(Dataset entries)
——————————
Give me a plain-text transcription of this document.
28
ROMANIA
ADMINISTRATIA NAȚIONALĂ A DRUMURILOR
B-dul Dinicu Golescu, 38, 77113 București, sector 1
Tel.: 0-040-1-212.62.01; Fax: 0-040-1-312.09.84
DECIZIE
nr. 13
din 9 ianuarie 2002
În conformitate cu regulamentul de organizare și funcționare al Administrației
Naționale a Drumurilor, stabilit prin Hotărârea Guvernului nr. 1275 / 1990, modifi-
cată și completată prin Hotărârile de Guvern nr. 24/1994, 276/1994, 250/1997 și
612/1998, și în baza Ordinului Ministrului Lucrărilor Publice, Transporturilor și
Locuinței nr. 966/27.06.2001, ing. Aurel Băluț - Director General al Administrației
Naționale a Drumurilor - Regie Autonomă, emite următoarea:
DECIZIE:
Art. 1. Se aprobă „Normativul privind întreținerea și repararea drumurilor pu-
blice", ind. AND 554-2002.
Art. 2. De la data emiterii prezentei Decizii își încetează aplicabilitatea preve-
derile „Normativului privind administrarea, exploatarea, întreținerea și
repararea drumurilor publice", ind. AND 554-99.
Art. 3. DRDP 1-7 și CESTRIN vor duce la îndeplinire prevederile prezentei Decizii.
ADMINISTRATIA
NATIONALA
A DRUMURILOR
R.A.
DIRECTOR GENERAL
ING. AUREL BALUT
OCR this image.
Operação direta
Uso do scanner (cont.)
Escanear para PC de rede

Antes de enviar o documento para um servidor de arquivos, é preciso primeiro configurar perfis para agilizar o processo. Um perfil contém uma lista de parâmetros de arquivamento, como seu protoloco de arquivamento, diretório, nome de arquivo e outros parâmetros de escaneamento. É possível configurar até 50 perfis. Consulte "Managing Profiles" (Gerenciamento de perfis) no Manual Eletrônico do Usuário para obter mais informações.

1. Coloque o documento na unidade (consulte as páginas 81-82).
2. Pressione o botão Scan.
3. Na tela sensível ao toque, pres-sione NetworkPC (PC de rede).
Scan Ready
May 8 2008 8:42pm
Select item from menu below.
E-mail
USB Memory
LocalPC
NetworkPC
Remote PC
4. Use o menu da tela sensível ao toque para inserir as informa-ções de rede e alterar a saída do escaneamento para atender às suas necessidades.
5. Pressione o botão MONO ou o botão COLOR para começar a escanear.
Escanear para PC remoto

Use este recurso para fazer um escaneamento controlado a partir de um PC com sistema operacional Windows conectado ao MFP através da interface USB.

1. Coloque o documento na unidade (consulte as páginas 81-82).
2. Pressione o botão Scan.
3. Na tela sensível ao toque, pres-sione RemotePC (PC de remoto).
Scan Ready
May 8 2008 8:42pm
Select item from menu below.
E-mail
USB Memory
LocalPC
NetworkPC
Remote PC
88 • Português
——————————
• [Exercise objective] Print every record exactly as it was given.

• [Response for this exercise]
Give me a plain-text transcription of this document.
28
ROMANIA
ADMINISTRATIA NAȚIONALĂ A DRUMURILOR
B-dul Dinicu Golescu, 38, 77113 București, sector 1
Tel.: 0-040-1-212.62.01; Fax: 0-040-1-312.09.84
DECIZIE
nr. 13
din 9 ianuarie 2002
În conformitate cu regulamentul de organizare și funcționare al Administrației
Naționale a Drumurilor, stabilit prin Hotărârea Guvernului nr. 1275 / 1990, modifi-
cată și completată prin Hotărârile de Guvern nr. 24/1994, 276/1994, 250/1997 și
612/1998, și în baza Ordinului Ministrului Lucrărilor Publice, Transporturilor și
Locuinței nr. 966/27.06.2001, ing. Aurel Băluț - Director General al Administrației
Naționale a Drumurilor - Regie Autonomă, emite următoarea:
DECIZIE:
Art. 1. Se aprobă „Normativul privind întreținerea și repararea drumurilor pu-
blice", ind. AND 554-2002.
Art. 2. De la data emiterii prezentei Decizii își încetează aplicabilitatea preve-
derile „Normativului privind administrarea, exploatarea, întreținerea și
repararea drumurilor publice", ind. AND 554-99.
Art. 3. DRDP 1-7 și CESTRIN vor duce la îndeplinire prevederile prezentei Decizii.
ADMINISTRATIA
NATIONALA
A DRUMURILOR
R.A.
DIRECTOR GENERAL
ING. AUREL BALUT
OCR this image.
Operação direta
Uso do scanner (cont.)
Escanear para PC de rede

Antes de enviar o documento para um servidor de arquivos, é preciso primeiro configurar perfis para agilizar o processo. Um perfil contém uma lista de parâmetros de arquivamento, como seu protoloco de arquivamento, diretório, nome de arquivo e outros parâmetros de escaneamento. É possível configurar até 50 perfis. Consulte "Managing Profiles" (Gerenciamento de perfis) no Manual Eletrônico do Usuário para obter mais informações.

1. Coloque o documento na unidade (consulte as páginas 81-82).
2. Pressione o botão Scan.
3. Na tela sensível ao toque, pres-sione NetworkPC (PC de rede).
Scan Ready
May 8 2008 8:42pm
Select item from menu below.
E-mail
USB Memory
LocalPC
NetworkPC
Remote PC
4. Use o menu da tela sensível ao toque para inserir as informa-ções de rede e alterar a saída do escaneamento para atender às suas necessidades.
5. Pressione o botão MONO ou o botão COLOR para começar a escanear.
Escanear para PC remoto

Use este recurso para fazer um escaneamento controlado a partir de um PC com sistema operacional Windows conectado ao MFP através da interface USB.

1. Coloque o documento na unidade (consulte as páginas 81-82).
2. Pressione o botão Scan.
3. Na tela sensível ao toque, pres-sione RemotePC (PC de remoto).
Scan Ready
May 8 2008 8:42pm
Select item from menu below.
E-mail
USB Memory
LocalPC
NetworkPC
Remote PC
88 • Português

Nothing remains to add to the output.